--- What is expected ---
Write out every entry word for word.

_ _ _

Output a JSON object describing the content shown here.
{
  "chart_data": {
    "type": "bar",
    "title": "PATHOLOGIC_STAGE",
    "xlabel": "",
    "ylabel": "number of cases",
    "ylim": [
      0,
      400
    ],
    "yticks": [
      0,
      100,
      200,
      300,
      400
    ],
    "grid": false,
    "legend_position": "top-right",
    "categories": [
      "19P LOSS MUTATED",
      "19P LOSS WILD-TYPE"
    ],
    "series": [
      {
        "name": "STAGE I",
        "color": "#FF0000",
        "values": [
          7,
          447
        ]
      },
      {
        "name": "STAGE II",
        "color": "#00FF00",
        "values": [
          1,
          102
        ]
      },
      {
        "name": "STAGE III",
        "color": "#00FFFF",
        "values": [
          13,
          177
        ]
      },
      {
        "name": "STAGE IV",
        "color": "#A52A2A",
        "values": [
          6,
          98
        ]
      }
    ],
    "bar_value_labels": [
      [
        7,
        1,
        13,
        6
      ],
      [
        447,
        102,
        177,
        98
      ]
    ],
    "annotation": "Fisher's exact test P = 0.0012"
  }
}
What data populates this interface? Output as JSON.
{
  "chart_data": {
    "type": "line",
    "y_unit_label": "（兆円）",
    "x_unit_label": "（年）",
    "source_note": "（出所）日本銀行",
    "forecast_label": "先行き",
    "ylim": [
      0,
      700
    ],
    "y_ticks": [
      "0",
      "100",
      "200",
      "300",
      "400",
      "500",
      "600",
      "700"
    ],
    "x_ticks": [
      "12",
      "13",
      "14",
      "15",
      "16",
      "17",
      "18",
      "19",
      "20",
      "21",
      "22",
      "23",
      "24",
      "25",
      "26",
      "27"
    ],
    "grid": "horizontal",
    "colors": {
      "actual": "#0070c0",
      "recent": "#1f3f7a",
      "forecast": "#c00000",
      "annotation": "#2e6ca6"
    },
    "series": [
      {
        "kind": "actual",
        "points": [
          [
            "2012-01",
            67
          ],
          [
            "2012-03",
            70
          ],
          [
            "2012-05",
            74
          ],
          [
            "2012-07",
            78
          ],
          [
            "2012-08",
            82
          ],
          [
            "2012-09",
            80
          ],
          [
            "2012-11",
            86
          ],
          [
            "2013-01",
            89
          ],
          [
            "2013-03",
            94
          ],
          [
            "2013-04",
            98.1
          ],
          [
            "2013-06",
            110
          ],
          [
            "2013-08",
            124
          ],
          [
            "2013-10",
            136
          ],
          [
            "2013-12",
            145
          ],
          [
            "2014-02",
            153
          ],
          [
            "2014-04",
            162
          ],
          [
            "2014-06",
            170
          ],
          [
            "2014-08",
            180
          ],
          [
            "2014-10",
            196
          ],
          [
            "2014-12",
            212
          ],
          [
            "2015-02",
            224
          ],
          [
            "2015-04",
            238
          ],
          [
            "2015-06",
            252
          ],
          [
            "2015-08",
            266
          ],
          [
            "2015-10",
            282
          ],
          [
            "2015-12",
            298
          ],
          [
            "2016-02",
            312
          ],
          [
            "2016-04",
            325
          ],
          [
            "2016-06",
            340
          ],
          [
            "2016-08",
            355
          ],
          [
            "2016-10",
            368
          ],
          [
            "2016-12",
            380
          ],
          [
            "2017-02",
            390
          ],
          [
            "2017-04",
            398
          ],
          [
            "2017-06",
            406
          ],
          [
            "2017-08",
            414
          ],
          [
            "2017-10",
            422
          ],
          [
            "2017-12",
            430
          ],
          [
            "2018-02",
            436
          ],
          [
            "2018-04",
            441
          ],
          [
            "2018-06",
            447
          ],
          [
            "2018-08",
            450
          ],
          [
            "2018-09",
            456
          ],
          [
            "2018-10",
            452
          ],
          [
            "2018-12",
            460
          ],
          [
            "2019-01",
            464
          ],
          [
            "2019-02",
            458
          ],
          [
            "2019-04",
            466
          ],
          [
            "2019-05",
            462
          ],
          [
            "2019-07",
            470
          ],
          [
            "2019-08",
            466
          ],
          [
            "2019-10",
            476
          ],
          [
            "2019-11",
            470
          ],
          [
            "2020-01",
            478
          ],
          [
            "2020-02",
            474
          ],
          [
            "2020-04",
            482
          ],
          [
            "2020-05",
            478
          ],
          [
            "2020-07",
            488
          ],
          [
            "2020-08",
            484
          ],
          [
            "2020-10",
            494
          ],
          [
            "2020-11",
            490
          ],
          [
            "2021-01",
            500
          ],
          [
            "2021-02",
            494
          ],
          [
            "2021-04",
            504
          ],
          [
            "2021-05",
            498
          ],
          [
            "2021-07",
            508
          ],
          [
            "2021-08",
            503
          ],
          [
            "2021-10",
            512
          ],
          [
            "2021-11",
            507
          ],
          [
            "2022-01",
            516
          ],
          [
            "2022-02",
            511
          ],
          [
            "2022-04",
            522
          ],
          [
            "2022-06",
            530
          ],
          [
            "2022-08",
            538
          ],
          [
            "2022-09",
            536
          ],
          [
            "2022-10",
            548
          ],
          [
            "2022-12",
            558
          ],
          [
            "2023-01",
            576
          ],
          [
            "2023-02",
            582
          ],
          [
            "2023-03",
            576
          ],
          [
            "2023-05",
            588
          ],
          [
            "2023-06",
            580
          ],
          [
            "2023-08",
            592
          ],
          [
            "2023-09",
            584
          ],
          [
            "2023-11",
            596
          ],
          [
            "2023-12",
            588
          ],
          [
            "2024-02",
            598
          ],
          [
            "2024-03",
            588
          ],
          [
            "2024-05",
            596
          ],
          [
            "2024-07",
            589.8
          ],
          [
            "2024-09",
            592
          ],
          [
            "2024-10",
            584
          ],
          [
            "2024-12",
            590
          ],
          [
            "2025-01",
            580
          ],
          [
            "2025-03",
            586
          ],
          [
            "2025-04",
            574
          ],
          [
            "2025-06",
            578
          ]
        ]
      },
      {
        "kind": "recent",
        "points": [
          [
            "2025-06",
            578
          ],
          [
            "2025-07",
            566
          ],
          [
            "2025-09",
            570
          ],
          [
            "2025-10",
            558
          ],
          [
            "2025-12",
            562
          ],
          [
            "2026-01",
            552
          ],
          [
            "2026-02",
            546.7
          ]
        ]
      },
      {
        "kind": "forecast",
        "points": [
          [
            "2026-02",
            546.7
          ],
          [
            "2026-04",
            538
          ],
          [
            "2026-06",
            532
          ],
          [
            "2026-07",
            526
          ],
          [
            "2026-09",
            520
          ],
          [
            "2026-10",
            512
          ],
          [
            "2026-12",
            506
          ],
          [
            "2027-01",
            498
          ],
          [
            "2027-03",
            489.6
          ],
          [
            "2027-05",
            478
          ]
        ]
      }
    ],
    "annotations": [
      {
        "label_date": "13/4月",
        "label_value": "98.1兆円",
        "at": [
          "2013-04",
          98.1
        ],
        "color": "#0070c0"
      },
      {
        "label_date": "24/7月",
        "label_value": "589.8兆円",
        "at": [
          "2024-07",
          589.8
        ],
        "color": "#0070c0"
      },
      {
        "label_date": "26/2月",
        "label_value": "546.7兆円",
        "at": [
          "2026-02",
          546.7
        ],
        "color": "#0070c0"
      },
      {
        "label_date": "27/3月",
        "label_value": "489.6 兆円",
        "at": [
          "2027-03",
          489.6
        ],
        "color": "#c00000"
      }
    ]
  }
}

_ _ _

--- The reply ---
Output a JSON object describing the content shown here.
{
  "chart_data": {
    "type": "bar",
    "title": "PATHOLOGIC_STAGE",
    "xlabel": "",
    "ylabel": "number of cases",
    "ylim": [
      0,
      400
    ],
    "yticks": [
      0,
      100,
      200,
      300,
      400
    ],
    "grid": false,
    "legend_position": "top-right",
    "categories": [
      "19P LOSS MUTATED",
      "19P LOSS WILD-TYPE"
    ],
    "series": [
      {
        "name": "STAGE I",
        "color": "#FF0000",
        "values": [
          7,
          447
        ]
      },
      {
        "name": "STAGE II",
        "color": "#00FF00",
        "values": [
          1,
          102
        ]
      },
      {
        "name": "STAGE III",
        "color": "#00FFFF",
        "values": [
          13,
          177
        ]
      },
      {
        "name": "STAGE IV",
        "color": "#A52A2A",
        "values": [
          6,
          98
        ]
      }
    ],
    "bar_value_labels": [
      [
        7,
        1,
        13,
        6
      ],
      [
        447,
        102,
        177,
        98
      ]
    ],
    "annotation": "Fisher's exact test P = 0.0012"
  }
}
What data populates this interface? Output as JSON.
{
  "chart_data": {
    "type": "line",
    "y_unit_label": "（兆円）",
    "x_unit_label": "（年）",
    "source_note": "（出所）日本銀行",
    "forecast_label": "先行き",
    "ylim": [
      0,
      700
    ],
    "y_ticks": [
      "0",
      "100",
      "200",
      "300",
      "400",
      "500",
      "600",
      "700"
    ],
    "x_ticks": [
      "12",
      "13",
      "14",
      "15",
      "16",
      "17",
      "18",
      "19",
      "20",
      "21",
      "22",
      "23",
      "24",
      "25",
      "26",
      "27"
    ],
    "grid": "horizontal",
    "colors": {
      "actual": "#0070c0",
      "recent": "#1f3f7a",
      "forecast": "#c00000",
      "annotation": "#2e6ca6"
    },
    "series": [
      {
        "kind": "actual",
        "points": [
          [
            "2012-01",
            67
          ],
          [
            "2012-03",
            70
          ],
          [
            "2012-05",
            74
          ],
          [
            "2012-07",
            78
          ],
          [
            "2012-08",
            82
          ],
          [
            "2012-09",
            80
          ],
          [
            "2012-11",
            86
          ],
          [
            "2013-01",
            89
          ],
          [
            "2013-03",
            94
          ],
          [
            "2013-04",
            98.1
          ],
          [
            "2013-06",
            110
          ],
          [
            "2013-08",
            124
          ],
          [
            "2013-10",
            136
          ],
          [
            "2013-12",
            145
          ],
          [
            "2014-02",
            153
          ],
          [
            "2014-04",
            162
          ],
          [
            "2014-06",
            170
          ],
          [
            "2014-08",
            180
          ],
          [
            "2014-10",
            196
          ],
          [
            "2014-12",
            212
          ],
          [
            "2015-02",
            224
          ],
          [
            "2015-04",
            238
          ],
          [
            "2015-06",
            252
          ],
          [
            "2015-08",
            266
          ],
          [
            "2015-10",
            282
          ],
          [
            "2015-12",
            298
          ],
          [
            "2016-02",
            312
          ],
          [
            "2016-04",
            325
          ],
          [
            "2016-06",
            340
          ],
          [
            "2016-08",
            355
          ],
          [
            "2016-10",
            368
          ],
          [
            "2016-12",
            380
          ],
          [
            "2017-02",
            390
          ],
          [
            "2017-04",
            398
          ],
          [
            "2017-06",
            406
          ],
          [
            "2017-08",
            414
          ],
          [
            "2017-10",
            422
          ],
          [
            "2017-12",
            430
          ],
          [
            "2018-02",
            436
          ],
          [
            "2018-04",
            441
          ],
          [
            "2018-06",
            447
          ],
          [
            "2018-08",
            450
          ],
          [
            "2018-09",
            456
          ],
          [
            "2018-10",
            452
          ],
          [
            "2018-12",
            460
          ],
          [
            "2019-01",
            464
          ],
          [
            "2019-02",
            458
          ],
          [
            "2019-04",
            466
          ],
          [
            "2019-05",
            462
          ],
          [
            "2019-07",
            470
          ],
          [
            "2019-08",
            466
          ],
          [
            "2019-10",
            476
          ],
          [
            "2019-11",
            470
          ],
          [
            "2020-01",
            478
          ],
          [
            "2020-02",
            474
          ],
          [
            "2020-04",
            482
          ],
          [
            "2020-05",
            478
          ],
          [
            "2020-07",
            488
          ],
          [
            "2020-08",
            484
          ],
          [
            "2020-10",
            494
          ],
          [
            "2020-11",
            490
          ],
          [
            "2021-01",
            500
          ],
          [
            "2021-02",
            494
          ],
          [
            "2021-04",
            504
          ],
          [
            "2021-05",
            498
          ],
          [
            "2021-07",
            508
          ],
          [
            "2021-08",
            503
          ],
          [
            "2021-10",
            512
          ],
          [
            "2021-11",
            507
          ],
          [
            "2022-01",
            516
          ],
          [
            "2022-02",
            511
          ],
          [
            "2022-04",
            522
          ],
          [
            "2022-06",
            530
          ],
          [
            "2022-08",
            538
          ],
          [
            "2022-09",
            536
          ],
          [
            "2022-10",
            548
          ],
          [
            "2022-12",
            558
          ],
          [
            "2023-01",
            576
          ],
          [
            "2023-02",
            582
          ],
          [
            "2023-03",
            576
          ],
          [
            "2023-05",
            588
          ],
          [
            "2023-06",
            580
          ],
          [
            "2023-08",
            592
          ],
          [
            "2023-09",
            584
          ],
          [
            "2023-11",
            596
          ],
          [
            "2023-12",
            588
          ],
          [
            "2024-02",
            598
          ],
          [
            "2024-03",
            588
          ],
          [
            "2024-05",
            596
          ],
          [
            "2024-07",
            589.8
          ],
          [
            "2024-09",
            592
          ],
          [
            "2024-10",
            584
          ],
          [
            "2024-12",
            590
          ],
          [
            "2025-01",
            580
          ],
          [
            "2025-03",
            586
          ],
          [
            "2025-04",
            574
          ],
          [
            "2025-06",
            578
          ]
        ]
      },
      {
        "kind": "recent",
        "points": [
          [
            "2025-06",
            578
          ],
          [
            "2025-07",
            566
          ],
          [
            "2025-09",
            570
          ],
          [
            "2025-10",
            558
          ],
          [
            "2025-12",
            562
          ],
          [
            "2026-01",
            552
          ],
          [
            "2026-02",
            546.7
          ]
        ]
      },
      {
        "kind": "forecast",
        "points": [
          [
            "2026-02",
            546.7
          ],
          [
            "2026-04",
            538
          ],
          [
            "2026-06",
            532
          ],
          [
            "2026-07",
            526
          ],
          [
            "2026-09",
            520
          ],
          [
            "2026-10",
            512
          ],
          [
            "2026-12",
            506
          ],
          [
            "2027-01",
            498
          ],
          [
            "2027-03",
            489.6
          ],
          [
            "2027-05",
            478
          ]
        ]
      }
    ],
    "annotations": [
      {
        "label_date": "13/4月",
        "label_value": "98.1兆円",
        "at": [
          "2013-04",
          98.1
        ],
        "color": "#0070c0"
      },
      {
        "label_date": "24/7月",
        "label_value": "589.8兆円",
        "at": [
          "2024-07",
          589.8
        ],
        "color": "#0070c0"
      },
      {
        "label_date": "26/2月",
        "label_value": "546.7兆円",
        "at": [
          "2026-02",
          546.7
        ],
        "color": "#0070c0"
      },
      {
        "label_date": "27/3月",
        "label_value": "489.6 兆円",
        "at": [
          "2027-03",
          489.6
        ],
        "color": "#c00000"
      }
    ]
  }
}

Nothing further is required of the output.